**WHAT TO DO**
Extract all lines that hold the string "verified".

___ DATASET ___

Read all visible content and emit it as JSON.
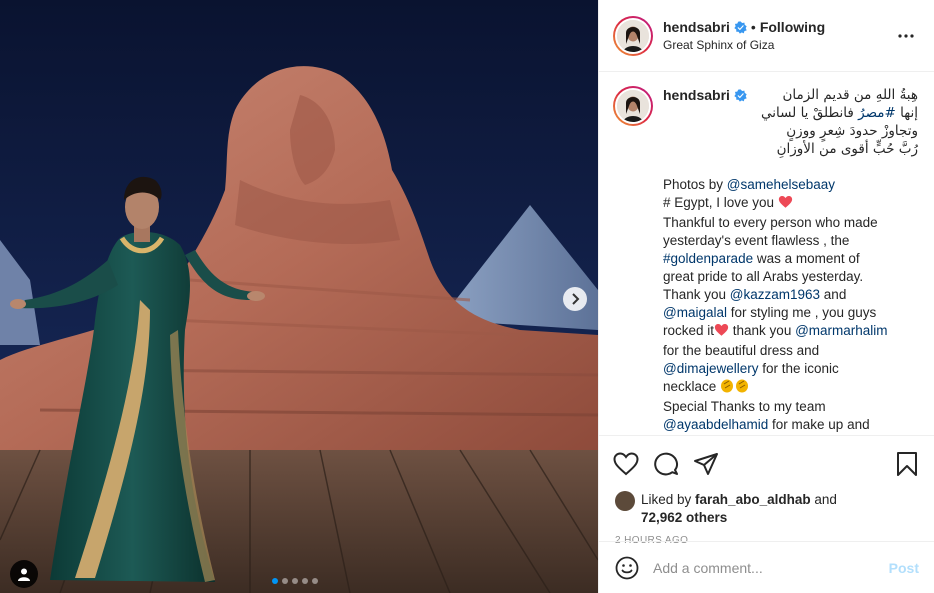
{
  "header": {
    "username": "hendsabri",
    "separator": "•",
    "follow_status": "Following",
    "location": "Great Sphinx of Giza"
  },
  "caption": {
    "username": "hendsabri",
    "arabic_lines": [
      "هِبةُ اللهِ من قديم الزمان",
      "إنها #مصرُ فانطلقْ يا لساني",
      "وتجاوزْ حدودَ شِعرٍ ووزنٍ",
      "رُبَّ حُبٍّ أقوى من الأوزانِ"
    ],
    "en_lines": [
      {
        "parts": [
          {
            "t": "Photos by "
          },
          {
            "t": "@samehelsebaay",
            "link": true
          }
        ]
      },
      {
        "parts": [
          {
            "t": "# Egypt, I love you "
          },
          {
            "heart": true
          }
        ]
      },
      {
        "parts": [
          {
            "t": "Thankful to every person who made"
          }
        ]
      },
      {
        "parts": [
          {
            "t": "yesterday's event flawless , the"
          }
        ]
      },
      {
        "parts": [
          {
            "t": "#goldenparade",
            "link": true
          },
          {
            "t": " was a moment of"
          }
        ]
      },
      {
        "parts": [
          {
            "t": "great pride to all Arabs yesterday."
          }
        ]
      },
      {
        "parts": [
          {
            "t": "Thank you "
          },
          {
            "t": "@kazzam1963",
            "link": true
          },
          {
            "t": " and"
          }
        ]
      },
      {
        "parts": [
          {
            "t": "@maigalal",
            "link": true
          },
          {
            "t": " for styling me , you guys"
          }
        ]
      },
      {
        "parts": [
          {
            "t": "rocked it"
          },
          {
            "heart": true
          },
          {
            "t": " thank you "
          },
          {
            "t": "@marmarhalim",
            "link": true
          }
        ]
      },
      {
        "parts": [
          {
            "t": "for the beautiful dress and"
          }
        ]
      },
      {
        "parts": [
          {
            "t": "@dimajewellery",
            "link": true
          },
          {
            "t": " for the iconic"
          }
        ]
      },
      {
        "parts": [
          {
            "t": "necklace "
          },
          {
            "clap": true
          }
        ]
      },
      {
        "parts": [
          {
            "t": "Special Thanks to my team"
          }
        ]
      },
      {
        "parts": [
          {
            "t": "@ayaabdelhamid",
            "link": true
          },
          {
            "t": " for make up and"
          }
        ]
      }
    ]
  },
  "likes": {
    "prefix": "Liked by ",
    "liker": "farah_abo_aldhab",
    "and": " and",
    "count": "72,962 others"
  },
  "timestamp": "2 HOURS AGO",
  "comment_box": {
    "placeholder": "Add a comment...",
    "post_label": "Post"
  },
  "carousel": {
    "total": 5,
    "active": 0
  },
  "colors": {
    "link": "#00376b",
    "verified": "#3897f0",
    "heart": "#ed4956",
    "post_disabled": "#b2dffc",
    "carousel_active": "#0095f6"
  },
  "icons": [
    "verified-badge-icon",
    "more-options-icon",
    "heart-icon",
    "comment-icon",
    "share-icon",
    "bookmark-icon",
    "emoji-icon",
    "next-arrow-icon",
    "tag-user-icon"
  ]
}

___

**CORRECT ANSWER**
    "verified": "#3897f0",
    "verified-badge-icon",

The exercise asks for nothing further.